● **What to produce**
What is needed here is an exact copy of every entry.

● **Input material**
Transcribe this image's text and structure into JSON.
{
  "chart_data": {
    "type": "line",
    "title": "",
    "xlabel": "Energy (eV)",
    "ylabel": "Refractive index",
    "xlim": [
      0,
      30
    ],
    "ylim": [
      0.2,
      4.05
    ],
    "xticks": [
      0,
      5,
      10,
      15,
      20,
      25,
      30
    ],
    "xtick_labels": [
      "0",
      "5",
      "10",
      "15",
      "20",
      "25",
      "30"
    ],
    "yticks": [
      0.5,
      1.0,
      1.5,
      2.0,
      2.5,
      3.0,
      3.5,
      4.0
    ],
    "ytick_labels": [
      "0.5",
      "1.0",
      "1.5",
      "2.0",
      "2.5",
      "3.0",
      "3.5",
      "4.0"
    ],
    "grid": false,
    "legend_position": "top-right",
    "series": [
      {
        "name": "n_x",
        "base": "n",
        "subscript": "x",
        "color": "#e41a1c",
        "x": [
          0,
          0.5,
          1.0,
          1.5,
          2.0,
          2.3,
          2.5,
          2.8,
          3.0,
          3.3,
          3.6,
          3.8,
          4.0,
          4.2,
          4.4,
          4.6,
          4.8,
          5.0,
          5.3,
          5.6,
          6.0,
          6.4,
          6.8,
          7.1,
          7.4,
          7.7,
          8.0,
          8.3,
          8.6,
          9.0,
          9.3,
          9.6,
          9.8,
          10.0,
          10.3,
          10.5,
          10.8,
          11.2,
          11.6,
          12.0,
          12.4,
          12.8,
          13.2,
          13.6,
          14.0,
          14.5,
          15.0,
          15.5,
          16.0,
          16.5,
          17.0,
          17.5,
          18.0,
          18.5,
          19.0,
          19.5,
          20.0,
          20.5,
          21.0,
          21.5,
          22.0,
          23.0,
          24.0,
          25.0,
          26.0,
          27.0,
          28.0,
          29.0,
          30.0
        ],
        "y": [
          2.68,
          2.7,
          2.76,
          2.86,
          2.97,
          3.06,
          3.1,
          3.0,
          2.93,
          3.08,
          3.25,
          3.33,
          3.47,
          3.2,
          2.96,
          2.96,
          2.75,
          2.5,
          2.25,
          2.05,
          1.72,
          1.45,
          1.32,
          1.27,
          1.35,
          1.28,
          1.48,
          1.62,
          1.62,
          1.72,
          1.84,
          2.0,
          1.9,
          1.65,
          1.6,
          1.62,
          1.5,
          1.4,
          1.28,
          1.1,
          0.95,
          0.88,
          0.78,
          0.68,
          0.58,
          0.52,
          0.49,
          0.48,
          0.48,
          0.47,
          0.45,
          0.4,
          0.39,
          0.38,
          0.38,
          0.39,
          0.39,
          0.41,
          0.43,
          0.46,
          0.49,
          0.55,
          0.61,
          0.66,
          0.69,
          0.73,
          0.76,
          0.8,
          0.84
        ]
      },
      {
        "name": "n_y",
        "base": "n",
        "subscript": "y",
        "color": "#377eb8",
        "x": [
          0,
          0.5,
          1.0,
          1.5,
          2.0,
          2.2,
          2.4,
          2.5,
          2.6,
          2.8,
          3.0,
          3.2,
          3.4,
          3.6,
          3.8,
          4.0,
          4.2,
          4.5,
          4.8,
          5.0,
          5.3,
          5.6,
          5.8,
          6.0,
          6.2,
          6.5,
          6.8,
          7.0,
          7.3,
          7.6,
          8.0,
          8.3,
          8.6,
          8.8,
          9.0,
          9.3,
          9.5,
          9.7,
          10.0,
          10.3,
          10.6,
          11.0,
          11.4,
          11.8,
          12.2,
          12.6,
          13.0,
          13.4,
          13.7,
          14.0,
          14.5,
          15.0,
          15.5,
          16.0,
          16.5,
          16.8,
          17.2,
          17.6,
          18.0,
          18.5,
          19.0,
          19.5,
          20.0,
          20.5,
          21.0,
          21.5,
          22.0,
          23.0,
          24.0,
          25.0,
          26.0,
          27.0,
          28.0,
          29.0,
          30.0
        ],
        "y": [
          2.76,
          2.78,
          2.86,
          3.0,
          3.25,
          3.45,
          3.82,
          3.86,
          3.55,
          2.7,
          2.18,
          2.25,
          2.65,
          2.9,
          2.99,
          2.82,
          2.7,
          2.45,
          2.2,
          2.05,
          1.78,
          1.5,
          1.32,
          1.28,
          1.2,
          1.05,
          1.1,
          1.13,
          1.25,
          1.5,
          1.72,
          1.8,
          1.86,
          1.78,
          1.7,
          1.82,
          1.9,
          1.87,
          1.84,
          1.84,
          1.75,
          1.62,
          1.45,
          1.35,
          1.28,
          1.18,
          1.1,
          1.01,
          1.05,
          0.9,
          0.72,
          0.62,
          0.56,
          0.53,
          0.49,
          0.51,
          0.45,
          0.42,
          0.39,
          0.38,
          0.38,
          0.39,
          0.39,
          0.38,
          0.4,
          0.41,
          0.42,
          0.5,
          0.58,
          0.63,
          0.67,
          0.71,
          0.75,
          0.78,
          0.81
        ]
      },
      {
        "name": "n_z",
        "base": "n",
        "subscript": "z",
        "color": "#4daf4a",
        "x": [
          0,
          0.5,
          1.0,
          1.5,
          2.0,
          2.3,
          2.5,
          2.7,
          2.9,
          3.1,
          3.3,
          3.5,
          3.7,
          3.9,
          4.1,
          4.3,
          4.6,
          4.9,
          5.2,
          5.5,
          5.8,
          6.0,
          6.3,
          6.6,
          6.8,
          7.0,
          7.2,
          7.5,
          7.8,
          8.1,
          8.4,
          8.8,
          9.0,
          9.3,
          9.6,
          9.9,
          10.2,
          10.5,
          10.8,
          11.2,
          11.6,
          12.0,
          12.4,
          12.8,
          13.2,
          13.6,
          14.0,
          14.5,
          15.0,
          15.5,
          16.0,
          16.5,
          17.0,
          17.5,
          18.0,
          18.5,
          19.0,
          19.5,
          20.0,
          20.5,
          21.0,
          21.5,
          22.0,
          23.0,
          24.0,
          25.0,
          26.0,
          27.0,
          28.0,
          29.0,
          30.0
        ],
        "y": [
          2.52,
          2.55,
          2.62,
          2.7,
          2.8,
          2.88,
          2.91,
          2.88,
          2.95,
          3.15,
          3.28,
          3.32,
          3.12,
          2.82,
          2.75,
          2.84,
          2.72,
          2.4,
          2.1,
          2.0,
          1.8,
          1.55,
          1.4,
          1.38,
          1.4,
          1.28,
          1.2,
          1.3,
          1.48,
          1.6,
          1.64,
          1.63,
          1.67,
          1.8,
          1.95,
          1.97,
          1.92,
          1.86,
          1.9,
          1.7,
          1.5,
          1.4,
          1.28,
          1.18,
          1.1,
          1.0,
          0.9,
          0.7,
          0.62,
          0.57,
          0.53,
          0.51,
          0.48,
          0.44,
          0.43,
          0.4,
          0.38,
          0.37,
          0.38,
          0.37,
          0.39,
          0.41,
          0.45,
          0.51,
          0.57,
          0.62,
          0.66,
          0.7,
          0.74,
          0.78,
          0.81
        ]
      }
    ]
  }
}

● **Result below**
Transcribe this image's text and structure into JSON.
{
  "chart_data": {
    "type": "line",
    "title": "",
    "xlabel": "Energy (eV)",
    "ylabel": "Refractive index",
    "xlim": [
      0,
      30
    ],
    "ylim": [
      0.2,
      4.05
    ],
    "xticks": [
      0,
      5,
      10,
      15,
      20,
      25,
      30
    ],
    "xtick_labels": [
      "0",
      "5",
      "10",
      "15",
      "20",
      "25",
      "30"
    ],
    "yticks": [
      0.5,
      1.0,
      1.5,
      2.0,
      2.5,
      3.0,
      3.5,
      4.0
    ],
    "ytick_labels": [
      "0.5",
      "1.0",
      "1.5",
      "2.0",
      "2.5",
      "3.0",
      "3.5",
      "4.0"
    ],
    "grid": false,
    "legend_position": "top-right",
    "series": [
      {
        "name": "n_x",
        "base": "n",
        "subscript": "x",
        "color": "#e41a1c",
        "x": [
          0,
          0.5,
          1.0,
          1.5,
          2.0,
          2.3,
          2.5,
          2.8,
          3.0,
          3.3,
          3.6,
          3.8,
          4.0,
          4.2,
          4.4,
          4.6,
          4.8,
          5.0,
          5.3,
          5.6,
          6.0,
          6.4,
          6.8,
          7.1,
          7.4,
          7.7,
          8.0,
          8.3,
          8.6,
          9.0,
          9.3,
          9.6,
          9.8,
          10.0,
          10.3,
          10.5,
          10.8,
          11.2,
          11.6,
          12.0,
          12.4,
          12.8,
          13.2,
          13.6,
          14.0,
          14.5,
          15.0,
          15.5,
          16.0,
          16.5,
          17.0,
          17.5,
          18.0,
          18.5,
          19.0,
          19.5,
          20.0,
          20.5,
          21.0,
          21.5,
          22.0,
          23.0,
          24.0,
          25.0,
          26.0,
          27.0,
          28.0,
          29.0,
          30.0
        ],
        "y": [
          2.68,
          2.7,
          2.76,
          2.86,
          2.97,
          3.06,
          3.1,
          3.0,
          2.93,
          3.08,
          3.25,
          3.33,
          3.47,
          3.2,
          2.96,
          2.96,
          2.75,
          2.5,
          2.25,
          2.05,
          1.72,
          1.45,
          1.32,
          1.27,
          1.35,
          1.28,
          1.48,
          1.62,
          1.62,
          1.72,
          1.84,
          2.0,
          1.9,
          1.65,
          1.6,
          1.62,
          1.5,
          1.4,
          1.28,
          1.1,
          0.95,
          0.88,
          0.78,
          0.68,
          0.58,
          0.52,
          0.49,
          0.48,
          0.48,
          0.47,
          0.45,
          0.4,
          0.39,
          0.38,
          0.38,
          0.39,
          0.39,
          0.41,
          0.43,
          0.46,
          0.49,
          0.55,
          0.61,
          0.66,
          0.69,
          0.73,
          0.76,
          0.8,
          0.84
        ]
      },
      {
        "name": "n_y",
        "base": "n",
        "subscript": "y",
        "color": "#377eb8",
        "x": [
          0,
          0.5,
          1.0,
          1.5,
          2.0,
          2.2,
          2.4,
          2.5,
          2.6,
          2.8,
          3.0,
          3.2,
          3.4,
          3.6,
          3.8,
          4.0,
          4.2,
          4.5,
          4.8,
          5.0,
          5.3,
          5.6,
          5.8,
          6.0,
          6.2,
          6.5,
          6.8,
          7.0,
          7.3,
          7.6,
          8.0,
          8.3,
          8.6,
          8.8,
          9.0,
          9.3,
          9.5,
          9.7,
          10.0,
          10.3,
          10.6,
          11.0,
          11.4,
          11.8,
          12.2,
          12.6,
          13.0,
          13.4,
          13.7,
          14.0,
          14.5,
          15.0,
          15.5,
          16.0,
          16.5,
          16.8,
          17.2,
          17.6,
          18.0,
          18.5,
          19.0,
          19.5,
          20.0,
          20.5,
          21.0,
          21.5,
          22.0,
          23.0,
          24.0,
          25.0,
          26.0,
          27.0,
          28.0,
          29.0,
          30.0
        ],
        "y": [
          2.76,
          2.78,
          2.86,
          3.0,
          3.25,
          3.45,
          3.82,
          3.86,
          3.55,
          2.7,
          2.18,
          2.25,
          2.65,
          2.9,
          2.99,
          2.82,
          2.7,
          2.45,
          2.2,
          2.05,
          1.78,
          1.5,
          1.32,
          1.28,
          1.2,
          1.05,
          1.1,
          1.13,
          1.25,
          1.5,
          1.72,
          1.8,
          1.86,
          1.78,
          1.7,
          1.82,
          1.9,
          1.87,
          1.84,
          1.84,
          1.75,
          1.62,
          1.45,
          1.35,
          1.28,
          1.18,
          1.1,
          1.01,
          1.05,
          0.9,
          0.72,
          0.62,
          0.56,
          0.53,
          0.49,
          0.51,
          0.45,
          0.42,
          0.39,
          0.38,
          0.38,
          0.39,
          0.39,
          0.38,
          0.4,
          0.41,
          0.42,
          0.5,
          0.58,
          0.63,
          0.67,
          0.71,
          0.75,
          0.78,
          0.81
        ]
      },
      {
        "name": "n_z",
        "base": "n",
        "subscript": "z",
        "color": "#4daf4a",
        "x": [
          0,
          0.5,
          1.0,
          1.5,
          2.0,
          2.3,
          2.5,
          2.7,
          2.9,
          3.1,
          3.3,
          3.5,
          3.7,
          3.9,
          4.1,
          4.3,
          4.6,
          4.9,
          5.2,
          5.5,
          5.8,
          6.0,
          6.3,
          6.6,
          6.8,
          7.0,
          7.2,
          7.5,
          7.8,
          8.1,
          8.4,
          8.8,
          9.0,
          9.3,
          9.6,
          9.9,
          10.2,
          10.5,
          10.8,
          11.2,
          11.6,
          12.0,
          12.4,
          12.8,
          13.2,
          13.6,
          14.0,
          14.5,
          15.0,
          15.5,
          16.0,
          16.5,
          17.0,
          17.5,
          18.0,
          18.5,
          19.0,
          19.5,
          20.0,
          20.5,
          21.0,
          21.5,
          22.0,
          23.0,
          24.0,
          25.0,
          26.0,
          27.0,
          28.0,
          29.0,
          30.0
        ],
        "y": [
          2.52,
          2.55,
          2.62,
          2.7,
          2.8,
          2.88,
          2.91,
          2.88,
          2.95,
          3.15,
          3.28,
          3.32,
          3.12,
          2.82,
          2.75,
          2.84,
          2.72,
          2.4,
          2.1,
          2.0,
          1.8,
          1.55,
          1.4,
          1.38,
          1.4,
          1.28,
          1.2,
          1.3,
          1.48,
          1.6,
          1.64,
          1.63,
          1.67,
          1.8,
          1.95,
          1.97,
          1.92,
          1.86,
          1.9,
          1.7,
          1.5,
          1.4,
          1.28,
          1.18,
          1.1,
          1.0,
          0.9,
          0.7,
          0.62,
          0.57,
          0.53,
          0.51,
          0.48,
          0.44,
          0.43,
          0.4,
          0.38,
          0.37,
          0.38,
          0.37,
          0.39,
          0.41,
          0.45,
          0.51,
          0.57,
          0.62,
          0.66,
          0.7,
          0.74,
          0.78,
          0.81
        ]
      }
    ]
  }
}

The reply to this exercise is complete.